Supplied data ::
--- --- ---

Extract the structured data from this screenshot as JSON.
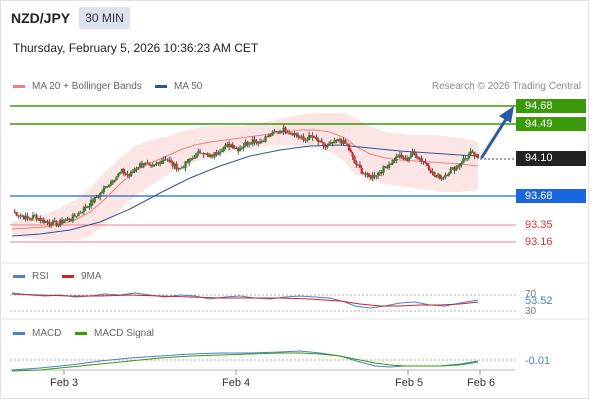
{
  "header": {
    "symbol": "NZD/JPY",
    "timeframe": "30 MIN",
    "datetime": "Thursday, February 5, 2026 10:36:23 AM CET"
  },
  "price_panel": {
    "legend": [
      {
        "label": "MA 20 + Bollinger Bands",
        "color": "#f08080"
      },
      {
        "label": "MA 50",
        "color": "#2f5597"
      }
    ],
    "credit": "Research © 2026 Trading Central",
    "levels": [
      {
        "value": "94.68",
        "kind": "resistance",
        "color": "#3a9a0a"
      },
      {
        "value": "94.49",
        "kind": "resistance",
        "color": "#3a9a0a"
      },
      {
        "value": "94.10",
        "kind": "current",
        "color": "#222222"
      },
      {
        "value": "93.68",
        "kind": "pivot",
        "color": "#1a66e0"
      },
      {
        "value": "93.35",
        "kind": "support",
        "color": "#e03030"
      },
      {
        "value": "93.16",
        "kind": "support",
        "color": "#e03030"
      }
    ]
  },
  "rsi_panel": {
    "legend": [
      {
        "label": "RSI",
        "color": "#4a7fd4"
      },
      {
        "label": "9MA",
        "color": "#d62020"
      }
    ],
    "value": "53.52",
    "upper": "70",
    "lower": "30"
  },
  "macd_panel": {
    "legend": [
      {
        "label": "MACD",
        "color": "#4a7fd4"
      },
      {
        "label": "MACD Signal",
        "color": "#3a9a0a"
      }
    ],
    "value": "-0.01"
  },
  "x_axis": {
    "labels": [
      "Feb 3",
      "Feb 4",
      "Feb 5",
      "Feb 6"
    ]
  },
  "chart_data": {
    "type": "candlestick",
    "instrument": "NZD/JPY",
    "interval": "30 MIN",
    "close_series_approx": [
      93.5,
      93.46,
      93.42,
      93.45,
      93.4,
      93.38,
      93.36,
      93.4,
      93.42,
      93.48,
      93.55,
      93.62,
      93.7,
      93.8,
      93.88,
      93.95,
      93.9,
      94.0,
      94.05,
      93.98,
      94.05,
      94.1,
      94.02,
      93.98,
      94.05,
      94.12,
      94.18,
      94.1,
      94.16,
      94.22,
      94.25,
      94.2,
      94.26,
      94.3,
      94.28,
      94.34,
      94.38,
      94.42,
      94.4,
      94.36,
      94.3,
      94.34,
      94.28,
      94.22,
      94.26,
      94.3,
      94.24,
      94.05,
      93.95,
      93.88,
      93.92,
      93.98,
      94.05,
      94.12,
      94.08,
      94.15,
      94.1,
      94.02,
      93.9,
      93.88,
      93.95,
      94.0,
      94.08,
      94.15,
      94.1
    ],
    "ma20_approx": [
      93.45,
      93.44,
      93.43,
      93.43,
      93.44,
      93.46,
      93.5,
      93.56,
      93.63,
      93.7,
      93.78,
      93.86,
      93.93,
      94.0,
      94.05,
      94.1,
      94.14,
      94.18,
      94.21,
      94.24,
      94.28,
      94.3,
      94.32,
      94.33,
      94.3,
      94.25,
      94.18,
      94.1,
      94.04,
      94.0,
      93.99,
      94.0,
      94.02,
      94.03
    ],
    "ma50_approx": [
      93.32,
      93.33,
      93.35,
      93.38,
      93.42,
      93.47,
      93.53,
      93.6,
      93.67,
      93.74,
      93.81,
      93.88,
      93.95,
      94.01,
      94.07,
      94.12,
      94.16,
      94.19,
      94.21,
      94.22,
      94.21,
      94.19,
      94.16,
      94.13,
      94.1,
      94.08
    ],
    "rsi_approx": [
      58,
      55,
      52,
      54,
      51,
      53,
      56,
      55,
      57,
      54,
      52,
      55,
      53,
      50,
      52,
      54,
      51,
      50,
      52,
      55,
      53,
      51,
      48,
      44,
      42,
      44,
      47,
      49,
      46,
      44,
      48,
      50,
      53.52
    ],
    "rsi_ma_approx": [
      55,
      55,
      54,
      54,
      54,
      54,
      54,
      55,
      55,
      55,
      54,
      54,
      54,
      53,
      53,
      53,
      52,
      52,
      52,
      52,
      52,
      52,
      51,
      50,
      48,
      47,
      46,
      46,
      46,
      46,
      47,
      48,
      49
    ],
    "macd_approx": [
      0.02,
      0.03,
      0.05,
      0.07,
      0.09,
      0.1,
      0.11,
      0.12,
      0.12,
      0.11,
      0.1,
      0.09,
      0.08,
      0.07,
      0.06,
      0.05,
      0.03,
      0.01,
      -0.01,
      -0.03,
      -0.04,
      -0.04,
      -0.03,
      -0.02,
      -0.01
    ],
    "macd_signal_approx": [
      0.01,
      0.02,
      0.03,
      0.05,
      0.06,
      0.08,
      0.09,
      0.1,
      0.11,
      0.11,
      0.11,
      0.1,
      0.09,
      0.08,
      0.07,
      0.06,
      0.05,
      0.03,
      0.02,
      0.0,
      -0.01,
      -0.02,
      -0.02,
      -0.02,
      -0.01
    ],
    "projection": {
      "from": "94.10",
      "to": "94.68"
    },
    "ylim": [
      93.1,
      94.75
    ]
  }
}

--- --- ---

What is expected ::
Copy each line above that contains the string "from".

Solution to this task ::
Extract the structured data from this screenshot as JSON.
      "from": "94.10",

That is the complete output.